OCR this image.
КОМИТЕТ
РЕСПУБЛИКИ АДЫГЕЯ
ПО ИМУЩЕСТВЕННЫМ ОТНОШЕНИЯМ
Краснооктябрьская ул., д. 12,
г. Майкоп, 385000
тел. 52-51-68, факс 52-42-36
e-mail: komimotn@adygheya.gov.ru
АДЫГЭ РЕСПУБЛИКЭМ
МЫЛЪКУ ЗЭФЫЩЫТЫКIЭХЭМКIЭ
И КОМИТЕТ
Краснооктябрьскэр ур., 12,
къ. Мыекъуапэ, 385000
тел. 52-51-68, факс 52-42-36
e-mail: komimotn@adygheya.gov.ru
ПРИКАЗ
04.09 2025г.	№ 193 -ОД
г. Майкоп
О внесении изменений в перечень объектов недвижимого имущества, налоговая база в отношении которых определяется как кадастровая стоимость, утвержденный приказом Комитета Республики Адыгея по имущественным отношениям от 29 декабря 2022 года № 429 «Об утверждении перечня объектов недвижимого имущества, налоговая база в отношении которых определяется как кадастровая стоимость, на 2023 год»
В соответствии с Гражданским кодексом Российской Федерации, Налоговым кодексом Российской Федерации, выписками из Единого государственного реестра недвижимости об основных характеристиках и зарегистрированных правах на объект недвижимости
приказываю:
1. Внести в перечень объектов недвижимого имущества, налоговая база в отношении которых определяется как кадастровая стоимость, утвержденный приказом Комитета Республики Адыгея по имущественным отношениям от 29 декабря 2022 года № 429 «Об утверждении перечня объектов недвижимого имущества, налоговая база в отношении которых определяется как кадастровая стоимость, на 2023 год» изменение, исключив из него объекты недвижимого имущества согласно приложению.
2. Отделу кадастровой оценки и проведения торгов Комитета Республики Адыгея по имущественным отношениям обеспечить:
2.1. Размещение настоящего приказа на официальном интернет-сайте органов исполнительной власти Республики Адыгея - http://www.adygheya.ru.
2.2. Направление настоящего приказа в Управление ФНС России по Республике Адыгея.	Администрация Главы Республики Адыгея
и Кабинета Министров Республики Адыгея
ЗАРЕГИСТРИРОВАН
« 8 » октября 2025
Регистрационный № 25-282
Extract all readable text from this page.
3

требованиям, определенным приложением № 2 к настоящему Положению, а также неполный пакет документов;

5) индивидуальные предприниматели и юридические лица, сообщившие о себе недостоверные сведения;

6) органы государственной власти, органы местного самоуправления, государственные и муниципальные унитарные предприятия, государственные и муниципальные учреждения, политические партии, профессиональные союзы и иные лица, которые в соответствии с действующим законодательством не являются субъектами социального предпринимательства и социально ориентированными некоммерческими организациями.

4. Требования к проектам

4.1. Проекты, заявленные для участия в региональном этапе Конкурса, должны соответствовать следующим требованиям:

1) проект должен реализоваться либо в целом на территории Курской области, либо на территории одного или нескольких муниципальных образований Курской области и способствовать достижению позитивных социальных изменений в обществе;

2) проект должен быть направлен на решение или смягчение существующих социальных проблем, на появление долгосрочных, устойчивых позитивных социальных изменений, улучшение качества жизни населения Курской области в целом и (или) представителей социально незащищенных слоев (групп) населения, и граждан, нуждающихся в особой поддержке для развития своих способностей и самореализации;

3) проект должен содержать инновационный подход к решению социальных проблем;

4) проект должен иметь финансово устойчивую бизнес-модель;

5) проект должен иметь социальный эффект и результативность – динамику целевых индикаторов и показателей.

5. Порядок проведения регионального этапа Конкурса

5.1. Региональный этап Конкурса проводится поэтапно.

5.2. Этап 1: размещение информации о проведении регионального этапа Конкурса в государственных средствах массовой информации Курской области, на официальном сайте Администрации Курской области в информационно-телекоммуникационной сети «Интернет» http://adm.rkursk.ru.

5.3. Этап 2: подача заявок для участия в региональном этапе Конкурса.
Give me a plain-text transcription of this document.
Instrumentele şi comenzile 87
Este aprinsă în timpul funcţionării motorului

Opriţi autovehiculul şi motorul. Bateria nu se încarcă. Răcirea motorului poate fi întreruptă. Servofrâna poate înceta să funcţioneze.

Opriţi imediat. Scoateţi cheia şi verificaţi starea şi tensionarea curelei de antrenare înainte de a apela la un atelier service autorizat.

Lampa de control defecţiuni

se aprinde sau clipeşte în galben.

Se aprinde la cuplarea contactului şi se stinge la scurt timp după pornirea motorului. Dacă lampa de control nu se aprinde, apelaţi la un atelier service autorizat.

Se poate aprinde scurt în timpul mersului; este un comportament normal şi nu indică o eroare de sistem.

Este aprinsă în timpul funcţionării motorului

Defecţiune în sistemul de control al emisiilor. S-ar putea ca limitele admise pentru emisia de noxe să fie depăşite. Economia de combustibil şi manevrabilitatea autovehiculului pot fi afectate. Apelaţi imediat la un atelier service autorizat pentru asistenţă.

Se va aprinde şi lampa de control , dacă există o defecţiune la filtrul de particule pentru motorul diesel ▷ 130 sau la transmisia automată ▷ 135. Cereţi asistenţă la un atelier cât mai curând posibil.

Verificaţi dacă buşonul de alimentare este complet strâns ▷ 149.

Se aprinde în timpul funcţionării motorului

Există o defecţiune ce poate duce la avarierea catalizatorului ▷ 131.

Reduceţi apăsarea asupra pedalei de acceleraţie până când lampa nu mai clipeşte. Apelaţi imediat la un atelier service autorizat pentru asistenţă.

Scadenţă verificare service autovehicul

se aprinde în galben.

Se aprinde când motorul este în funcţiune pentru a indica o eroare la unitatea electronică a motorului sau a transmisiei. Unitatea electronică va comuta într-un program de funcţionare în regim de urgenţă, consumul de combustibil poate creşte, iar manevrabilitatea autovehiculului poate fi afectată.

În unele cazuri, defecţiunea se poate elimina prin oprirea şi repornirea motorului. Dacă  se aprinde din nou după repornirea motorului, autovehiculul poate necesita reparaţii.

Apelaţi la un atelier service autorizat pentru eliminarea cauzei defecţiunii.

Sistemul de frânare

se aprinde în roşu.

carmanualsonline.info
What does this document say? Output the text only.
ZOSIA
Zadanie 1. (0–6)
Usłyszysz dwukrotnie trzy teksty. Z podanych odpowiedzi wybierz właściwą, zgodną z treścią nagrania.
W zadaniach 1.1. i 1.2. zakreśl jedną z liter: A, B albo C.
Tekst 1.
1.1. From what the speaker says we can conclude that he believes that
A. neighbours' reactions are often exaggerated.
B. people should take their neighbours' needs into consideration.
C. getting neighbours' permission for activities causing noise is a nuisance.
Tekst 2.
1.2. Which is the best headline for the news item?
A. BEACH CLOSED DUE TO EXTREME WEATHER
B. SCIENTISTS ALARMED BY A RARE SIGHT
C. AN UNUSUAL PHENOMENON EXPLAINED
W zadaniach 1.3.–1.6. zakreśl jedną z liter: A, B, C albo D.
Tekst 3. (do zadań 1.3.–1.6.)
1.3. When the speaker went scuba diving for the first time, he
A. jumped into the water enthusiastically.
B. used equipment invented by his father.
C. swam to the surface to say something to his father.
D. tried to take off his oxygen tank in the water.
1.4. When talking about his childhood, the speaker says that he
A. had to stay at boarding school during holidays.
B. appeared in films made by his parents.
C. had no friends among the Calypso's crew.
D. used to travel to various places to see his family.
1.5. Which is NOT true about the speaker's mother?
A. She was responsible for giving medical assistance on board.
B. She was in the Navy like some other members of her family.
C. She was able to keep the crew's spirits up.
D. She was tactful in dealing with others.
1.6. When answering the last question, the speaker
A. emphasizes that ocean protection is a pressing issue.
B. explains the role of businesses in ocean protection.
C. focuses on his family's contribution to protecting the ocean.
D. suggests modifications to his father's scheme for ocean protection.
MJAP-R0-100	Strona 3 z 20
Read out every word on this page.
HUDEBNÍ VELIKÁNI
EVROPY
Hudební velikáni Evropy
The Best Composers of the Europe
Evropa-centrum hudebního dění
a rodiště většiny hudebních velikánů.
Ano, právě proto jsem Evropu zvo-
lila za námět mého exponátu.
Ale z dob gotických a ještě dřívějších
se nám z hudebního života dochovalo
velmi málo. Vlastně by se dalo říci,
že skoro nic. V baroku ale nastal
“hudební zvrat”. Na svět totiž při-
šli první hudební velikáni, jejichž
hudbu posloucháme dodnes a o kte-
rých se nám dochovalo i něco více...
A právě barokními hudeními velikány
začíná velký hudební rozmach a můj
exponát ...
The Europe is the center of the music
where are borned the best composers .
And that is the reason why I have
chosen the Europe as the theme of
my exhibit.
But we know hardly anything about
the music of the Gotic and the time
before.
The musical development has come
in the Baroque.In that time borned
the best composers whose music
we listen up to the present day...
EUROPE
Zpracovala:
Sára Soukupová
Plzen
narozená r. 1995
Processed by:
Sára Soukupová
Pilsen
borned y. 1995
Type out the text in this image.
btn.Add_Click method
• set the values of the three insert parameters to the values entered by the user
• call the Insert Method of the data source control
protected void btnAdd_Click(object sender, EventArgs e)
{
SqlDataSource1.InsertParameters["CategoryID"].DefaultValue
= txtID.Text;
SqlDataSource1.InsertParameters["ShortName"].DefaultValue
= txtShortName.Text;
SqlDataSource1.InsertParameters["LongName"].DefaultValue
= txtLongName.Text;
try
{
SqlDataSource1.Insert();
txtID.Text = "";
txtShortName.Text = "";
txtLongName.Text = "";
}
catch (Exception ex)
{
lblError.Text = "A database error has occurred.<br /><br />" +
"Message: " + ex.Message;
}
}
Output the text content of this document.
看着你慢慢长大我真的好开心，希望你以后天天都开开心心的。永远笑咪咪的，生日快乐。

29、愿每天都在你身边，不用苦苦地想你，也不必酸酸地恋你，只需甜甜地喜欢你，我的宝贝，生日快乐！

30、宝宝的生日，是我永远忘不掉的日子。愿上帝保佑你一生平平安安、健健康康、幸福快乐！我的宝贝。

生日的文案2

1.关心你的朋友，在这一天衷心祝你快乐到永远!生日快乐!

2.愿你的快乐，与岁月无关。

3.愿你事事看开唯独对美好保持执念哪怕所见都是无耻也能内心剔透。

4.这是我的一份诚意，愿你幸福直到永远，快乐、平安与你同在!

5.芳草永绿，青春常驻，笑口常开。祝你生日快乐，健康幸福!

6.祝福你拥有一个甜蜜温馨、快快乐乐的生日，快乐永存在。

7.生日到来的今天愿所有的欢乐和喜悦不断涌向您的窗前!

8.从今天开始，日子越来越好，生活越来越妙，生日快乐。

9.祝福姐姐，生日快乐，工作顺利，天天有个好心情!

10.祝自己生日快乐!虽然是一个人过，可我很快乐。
▬▬▬
## Exercise description:
Extract every line containing the string "borned" from the data above.

## Result:
where are borned the best composers .
in the Baroque.In that time borned
borned y. 1995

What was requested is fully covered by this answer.